::: Materials provided :::

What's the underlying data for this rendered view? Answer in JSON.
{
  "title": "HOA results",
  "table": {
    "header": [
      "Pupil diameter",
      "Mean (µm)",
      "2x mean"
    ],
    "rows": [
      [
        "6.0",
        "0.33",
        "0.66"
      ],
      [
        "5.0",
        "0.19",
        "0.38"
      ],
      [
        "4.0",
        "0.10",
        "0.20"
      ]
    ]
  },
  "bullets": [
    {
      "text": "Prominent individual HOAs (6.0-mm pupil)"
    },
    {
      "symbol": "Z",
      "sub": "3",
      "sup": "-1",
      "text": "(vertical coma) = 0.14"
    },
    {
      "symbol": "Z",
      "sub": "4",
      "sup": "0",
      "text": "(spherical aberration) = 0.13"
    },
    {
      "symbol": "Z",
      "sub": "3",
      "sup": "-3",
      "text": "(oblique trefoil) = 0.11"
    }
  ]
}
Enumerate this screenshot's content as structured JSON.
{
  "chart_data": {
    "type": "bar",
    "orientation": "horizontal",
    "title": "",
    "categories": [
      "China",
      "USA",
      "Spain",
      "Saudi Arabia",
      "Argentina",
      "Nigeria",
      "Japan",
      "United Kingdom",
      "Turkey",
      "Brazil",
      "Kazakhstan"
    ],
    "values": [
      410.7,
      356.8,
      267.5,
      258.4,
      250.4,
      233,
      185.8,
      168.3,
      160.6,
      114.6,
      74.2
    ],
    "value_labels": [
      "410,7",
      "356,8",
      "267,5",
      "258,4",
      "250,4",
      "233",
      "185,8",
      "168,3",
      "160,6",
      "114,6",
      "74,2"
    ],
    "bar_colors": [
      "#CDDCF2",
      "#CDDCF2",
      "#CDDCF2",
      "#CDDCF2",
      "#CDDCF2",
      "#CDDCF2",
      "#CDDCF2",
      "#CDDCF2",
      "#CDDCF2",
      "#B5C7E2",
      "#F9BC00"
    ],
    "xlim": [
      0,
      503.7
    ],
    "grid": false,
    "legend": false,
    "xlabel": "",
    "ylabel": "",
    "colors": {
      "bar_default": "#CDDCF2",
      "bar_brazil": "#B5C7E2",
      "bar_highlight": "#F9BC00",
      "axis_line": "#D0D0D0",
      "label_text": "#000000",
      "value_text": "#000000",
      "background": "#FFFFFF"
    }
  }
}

:::

* **Task to complete**:
Retype the entries exactly, including every line.

* **Correct answer**:
What's the underlying data for this rendered view? Answer in JSON.
{
  "title": "HOA results",
  "table": {
    "header": [
      "Pupil diameter",
      "Mean (µm)",
      "2x mean"
    ],
    "rows": [
      [
        "6.0",
        "0.33",
        "0.66"
      ],
      [
        "5.0",
        "0.19",
        "0.38"
      ],
      [
        "4.0",
        "0.10",
        "0.20"
      ]
    ]
  },
  "bullets": [
    {
      "text": "Prominent individual HOAs (6.0-mm pupil)"
    },
    {
      "symbol": "Z",
      "sub": "3",
      "sup": "-1",
      "text": "(vertical coma) = 0.14"
    },
    {
      "symbol": "Z",
      "sub": "4",
      "sup": "0",
      "text": "(spherical aberration) = 0.13"
    },
    {
      "symbol": "Z",
      "sub": "3",
      "sup": "-3",
      "text": "(oblique trefoil) = 0.11"
    }
  ]
}
Enumerate this screenshot's content as structured JSON.
{
  "chart_data": {
    "type": "bar",
    "orientation": "horizontal",
    "title": "",
    "categories": [
      "China",
      "USA",
      "Spain",
      "Saudi Arabia",
      "Argentina",
      "Nigeria",
      "Japan",
      "United Kingdom",
      "Turkey",
      "Brazil",
      "Kazakhstan"
    ],
    "values": [
      410.7,
      356.8,
      267.5,
      258.4,
      250.4,
      233,
      185.8,
      168.3,
      160.6,
      114.6,
      74.2
    ],
    "value_labels": [
      "410,7",
      "356,8",
      "267,5",
      "258,4",
      "250,4",
      "233",
      "185,8",
      "168,3",
      "160,6",
      "114,6",
      "74,2"
    ],
    "bar_colors": [
      "#CDDCF2",
      "#CDDCF2",
      "#CDDCF2",
      "#CDDCF2",
      "#CDDCF2",
      "#CDDCF2",
      "#CDDCF2",
      "#CDDCF2",
      "#CDDCF2",
      "#B5C7E2",
      "#F9BC00"
    ],
    "xlim": [
      0,
      503.7
    ],
    "grid": false,
    "legend": false,
    "xlabel": "",
    "ylabel": "",
    "colors": {
      "bar_default": "#CDDCF2",
      "bar_brazil": "#B5C7E2",
      "bar_highlight": "#F9BC00",
      "axis_line": "#D0D0D0",
      "label_text": "#000000",
      "value_text": "#000000",
      "background": "#FFFFFF"
    }
  }
}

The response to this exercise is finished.